Task brief: Repeat the full listing, word for word.

Figure record extracts:
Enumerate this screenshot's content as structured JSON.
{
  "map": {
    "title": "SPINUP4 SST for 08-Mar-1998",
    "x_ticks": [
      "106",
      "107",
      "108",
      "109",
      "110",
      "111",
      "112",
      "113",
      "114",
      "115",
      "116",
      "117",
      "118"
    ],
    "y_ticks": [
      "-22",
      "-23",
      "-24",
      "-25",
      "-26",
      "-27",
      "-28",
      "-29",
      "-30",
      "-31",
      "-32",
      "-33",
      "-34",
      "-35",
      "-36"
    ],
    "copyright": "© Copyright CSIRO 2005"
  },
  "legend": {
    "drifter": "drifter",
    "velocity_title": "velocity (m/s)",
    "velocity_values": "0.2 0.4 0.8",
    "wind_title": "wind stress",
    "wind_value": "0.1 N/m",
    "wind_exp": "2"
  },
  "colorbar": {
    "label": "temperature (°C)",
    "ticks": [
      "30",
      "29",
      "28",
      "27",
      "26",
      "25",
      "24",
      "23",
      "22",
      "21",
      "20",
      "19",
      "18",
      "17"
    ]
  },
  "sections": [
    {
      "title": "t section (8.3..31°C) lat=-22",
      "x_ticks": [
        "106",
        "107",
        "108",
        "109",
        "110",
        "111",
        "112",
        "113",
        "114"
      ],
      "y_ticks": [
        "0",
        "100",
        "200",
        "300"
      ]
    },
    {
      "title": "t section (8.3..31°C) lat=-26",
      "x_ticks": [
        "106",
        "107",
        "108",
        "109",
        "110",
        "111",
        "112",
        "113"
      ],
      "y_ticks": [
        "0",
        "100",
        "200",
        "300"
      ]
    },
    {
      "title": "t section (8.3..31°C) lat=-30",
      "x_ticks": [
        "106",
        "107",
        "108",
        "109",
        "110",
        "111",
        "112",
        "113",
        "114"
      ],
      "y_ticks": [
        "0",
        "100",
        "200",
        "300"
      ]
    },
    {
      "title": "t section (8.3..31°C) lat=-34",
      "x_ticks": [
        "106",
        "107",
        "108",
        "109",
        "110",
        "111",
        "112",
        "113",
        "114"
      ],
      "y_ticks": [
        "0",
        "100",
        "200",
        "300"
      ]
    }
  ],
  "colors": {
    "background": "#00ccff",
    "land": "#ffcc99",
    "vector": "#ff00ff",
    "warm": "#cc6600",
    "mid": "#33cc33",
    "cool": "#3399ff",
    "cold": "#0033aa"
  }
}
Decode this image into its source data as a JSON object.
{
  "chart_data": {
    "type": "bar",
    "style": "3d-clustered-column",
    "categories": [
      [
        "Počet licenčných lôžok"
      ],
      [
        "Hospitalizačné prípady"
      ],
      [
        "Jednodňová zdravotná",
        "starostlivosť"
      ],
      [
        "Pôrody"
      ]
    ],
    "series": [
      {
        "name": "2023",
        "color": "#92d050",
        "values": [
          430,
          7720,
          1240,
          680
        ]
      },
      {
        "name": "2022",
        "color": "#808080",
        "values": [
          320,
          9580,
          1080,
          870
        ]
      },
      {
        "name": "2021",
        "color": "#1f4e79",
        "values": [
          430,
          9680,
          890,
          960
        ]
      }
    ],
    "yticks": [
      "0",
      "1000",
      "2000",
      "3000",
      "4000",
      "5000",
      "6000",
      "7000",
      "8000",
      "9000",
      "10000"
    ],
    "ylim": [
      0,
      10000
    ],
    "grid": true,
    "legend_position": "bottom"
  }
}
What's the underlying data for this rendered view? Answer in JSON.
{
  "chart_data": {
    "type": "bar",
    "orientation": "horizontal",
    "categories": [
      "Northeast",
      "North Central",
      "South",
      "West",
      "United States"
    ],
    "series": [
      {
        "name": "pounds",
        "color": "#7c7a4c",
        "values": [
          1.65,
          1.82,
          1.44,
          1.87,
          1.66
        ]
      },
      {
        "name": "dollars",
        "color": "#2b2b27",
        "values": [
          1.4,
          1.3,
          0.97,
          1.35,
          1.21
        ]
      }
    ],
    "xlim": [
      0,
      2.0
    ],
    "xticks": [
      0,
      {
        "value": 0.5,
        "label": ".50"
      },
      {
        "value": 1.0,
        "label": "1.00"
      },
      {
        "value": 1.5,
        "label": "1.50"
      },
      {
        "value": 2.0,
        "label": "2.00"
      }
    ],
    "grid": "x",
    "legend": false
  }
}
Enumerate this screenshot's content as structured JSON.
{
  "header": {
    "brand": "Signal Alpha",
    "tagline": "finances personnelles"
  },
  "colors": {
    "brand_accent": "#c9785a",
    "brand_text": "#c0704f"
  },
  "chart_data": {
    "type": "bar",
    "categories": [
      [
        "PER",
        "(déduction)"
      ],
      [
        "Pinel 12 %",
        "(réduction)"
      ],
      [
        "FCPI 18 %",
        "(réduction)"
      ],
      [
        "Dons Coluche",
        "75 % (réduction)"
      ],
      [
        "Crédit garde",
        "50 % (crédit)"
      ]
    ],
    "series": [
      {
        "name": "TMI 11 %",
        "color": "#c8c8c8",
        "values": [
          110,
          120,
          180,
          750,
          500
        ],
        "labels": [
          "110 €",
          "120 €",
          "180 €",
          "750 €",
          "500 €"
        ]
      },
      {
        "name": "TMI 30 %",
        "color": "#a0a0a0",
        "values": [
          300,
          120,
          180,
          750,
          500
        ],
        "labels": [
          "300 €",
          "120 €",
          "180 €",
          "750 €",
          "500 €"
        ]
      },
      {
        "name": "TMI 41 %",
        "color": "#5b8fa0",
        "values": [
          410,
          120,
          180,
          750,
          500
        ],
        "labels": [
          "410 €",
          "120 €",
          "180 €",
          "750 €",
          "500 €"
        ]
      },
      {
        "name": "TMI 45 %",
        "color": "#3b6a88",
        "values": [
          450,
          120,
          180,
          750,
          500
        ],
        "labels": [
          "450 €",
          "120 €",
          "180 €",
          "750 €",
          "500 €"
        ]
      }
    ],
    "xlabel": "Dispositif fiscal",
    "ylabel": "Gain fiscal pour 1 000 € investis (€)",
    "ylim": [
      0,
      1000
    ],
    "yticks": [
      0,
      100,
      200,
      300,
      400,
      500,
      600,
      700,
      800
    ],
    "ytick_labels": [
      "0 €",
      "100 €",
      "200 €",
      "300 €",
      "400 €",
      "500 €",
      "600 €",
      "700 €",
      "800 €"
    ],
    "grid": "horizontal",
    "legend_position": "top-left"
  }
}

Exercise response:
Enumerate this screenshot's content as structured JSON.
{
  "map": {
    "title": "SPINUP4 SST for 08-Mar-1998",
    "x_ticks": [
      "106",
      "107",
      "108",
      "109",
      "110",
      "111",
      "112",
      "113",
      "114",
      "115",
      "116",
      "117",
      "118"
    ],
    "y_ticks": [
      "-22",
      "-23",
      "-24",
      "-25",
      "-26",
      "-27",
      "-28",
      "-29",
      "-30",
      "-31",
      "-32",
      "-33",
      "-34",
      "-35",
      "-36"
    ],
    "copyright": "© Copyright CSIRO 2005"
  },
  "legend": {
    "drifter": "drifter",
    "velocity_title": "velocity (m/s)",
    "velocity_values": "0.2 0.4 0.8",
    "wind_title": "wind stress",
    "wind_value": "0.1 N/m",
    "wind_exp": "2"
  },
  "colorbar": {
    "label": "temperature (°C)",
    "ticks": [
      "30",
      "29",
      "28",
      "27",
      "26",
      "25",
      "24",
      "23",
      "22",
      "21",
      "20",
      "19",
      "18",
      "17"
    ]
  },
  "sections": [
    {
      "title": "t section (8.3..31°C) lat=-22",
      "x_ticks": [
        "106",
        "107",
        "108",
        "109",
        "110",
        "111",
        "112",
        "113",
        "114"
      ],
      "y_ticks": [
        "0",
        "100",
        "200",
        "300"
      ]
    },
    {
      "title": "t section (8.3..31°C) lat=-26",
      "x_ticks": [
        "106",
        "107",
        "108",
        "109",
        "110",
        "111",
        "112",
        "113"
      ],
      "y_ticks": [
        "0",
        "100",
        "200",
        "300"
      ]
    },
    {
      "title": "t section (8.3..31°C) lat=-30",
      "x_ticks": [
        "106",
        "107",
        "108",
        "109",
        "110",
        "111",
        "112",
        "113",
        "114"
      ],
      "y_ticks": [
        "0",
        "100",
        "200",
        "300"
      ]
    },
    {
      "title": "t section (8.3..31°C) lat=-34",
      "x_ticks": [
        "106",
        "107",
        "108",
        "109",
        "110",
        "111",
        "112",
        "113",
        "114"
      ],
      "y_ticks": [
        "0",
        "100",
        "200",
        "300"
      ]
    }
  ],
  "colors": {
    "background": "#00ccff",
    "land": "#ffcc99",
    "vector": "#ff00ff",
    "warm": "#cc6600",
    "mid": "#33cc33",
    "cool": "#3399ff",
    "cold": "#0033aa"
  }
}
Decode this image into its source data as a JSON object.
{
  "chart_data": {
    "type": "bar",
    "style": "3d-clustered-column",
    "categories": [
      [
        "Počet licenčných lôžok"
      ],
      [
        "Hospitalizačné prípady"
      ],
      [
        "Jednodňová zdravotná",
        "starostlivosť"
      ],
      [
        "Pôrody"
      ]
    ],
    "series": [
      {
        "name": "2023",
        "color": "#92d050",
        "values": [
          430,
          7720,
          1240,
          680
        ]
      },
      {
        "name": "2022",
        "color": "#808080",
        "values": [
          320,
          9580,
          1080,
          870
        ]
      },
      {
        "name": "2021",
        "color": "#1f4e79",
        "values": [
          430,
          9680,
          890,
          960
        ]
      }
    ],
    "yticks": [
      "0",
      "1000",
      "2000",
      "3000",
      "4000",
      "5000",
      "6000",
      "7000",
      "8000",
      "9000",
      "10000"
    ],
    "ylim": [
      0,
      10000
    ],
    "grid": true,
    "legend_position": "bottom"
  }
}
What's the underlying data for this rendered view? Answer in JSON.
{
  "chart_data": {
    "type": "bar",
    "orientation": "horizontal",
    "categories": [
      "Northeast",
      "North Central",
      "South",
      "West",
      "United States"
    ],
    "series": [
      {
        "name": "pounds",
        "color": "#7c7a4c",
        "values": [
          1.65,
          1.82,
          1.44,
          1.87,
          1.66
        ]
      },
      {
        "name": "dollars",
        "color": "#2b2b27",
        "values": [
          1.4,
          1.3,
          0.97,
          1.35,
          1.21
        ]
      }
    ],
    "xlim": [
      0,
      2.0
    ],
    "xticks": [
      0,
      {
        "value": 0.5,
        "label": ".50"
      },
      {
        "value": 1.0,
        "label": "1.00"
      },
      {
        "value": 1.5,
        "label": "1.50"
      },
      {
        "value": 2.0,
        "label": "2.00"
      }
    ],
    "grid": "x",
    "legend": false
  }
}
Enumerate this screenshot's content as structured JSON.
{
  "header": {
    "brand": "Signal Alpha",
    "tagline": "finances personnelles"
  },
  "colors": {
    "brand_accent": "#c9785a",
    "brand_text": "#c0704f"
  },
  "chart_data": {
    "type": "bar",
    "categories": [
      [
        "PER",
        "(déduction)"
      ],
      [
        "Pinel 12 %",
        "(réduction)"
      ],
      [
        "FCPI 18 %",
        "(réduction)"
      ],
      [
        "Dons Coluche",
        "75 % (réduction)"
      ],
      [
        "Crédit garde",
        "50 % (crédit)"
      ]
    ],
    "series": [
      {
        "name": "TMI 11 %",
        "color": "#c8c8c8",
        "values": [
          110,
          120,
          180,
          750,
          500
        ],
        "labels": [
          "110 €",
          "120 €",
          "180 €",
          "750 €",
          "500 €"
        ]
      },
      {
        "name": "TMI 30 %",
        "color": "#a0a0a0",
        "values": [
          300,
          120,
          180,
          750,
          500
        ],
        "labels": [
          "300 €",
          "120 €",
          "180 €",
          "750 €",
          "500 €"
        ]
      },
      {
        "name": "TMI 41 %",
        "color": "#5b8fa0",
        "values": [
          410,
          120,
          180,
          750,
          500
        ],
        "labels": [
          "410 €",
          "120 €",
          "180 €",
          "750 €",
          "500 €"
        ]
      },
      {
        "name": "TMI 45 %",
        "color": "#3b6a88",
        "values": [
          450,
          120,
          180,
          750,
          500
        ],
        "labels": [
          "450 €",
          "120 €",
          "180 €",
          "750 €",
          "500 €"
        ]
      }
    ],
    "xlabel": "Dispositif fiscal",
    "ylabel": "Gain fiscal pour 1 000 € investis (€)",
    "ylim": [
      0,
      1000
    ],
    "yticks": [
      0,
      100,
      200,
      300,
      400,
      500,
      600,
      700,
      800
    ],
    "ytick_labels": [
      "0 €",
      "100 €",
      "200 €",
      "300 €",
      "400 €",
      "500 €",
      "600 €",
      "700 €",
      "800 €"
    ],
    "grid": "horizontal",
    "legend_position": "top-left"
  }
}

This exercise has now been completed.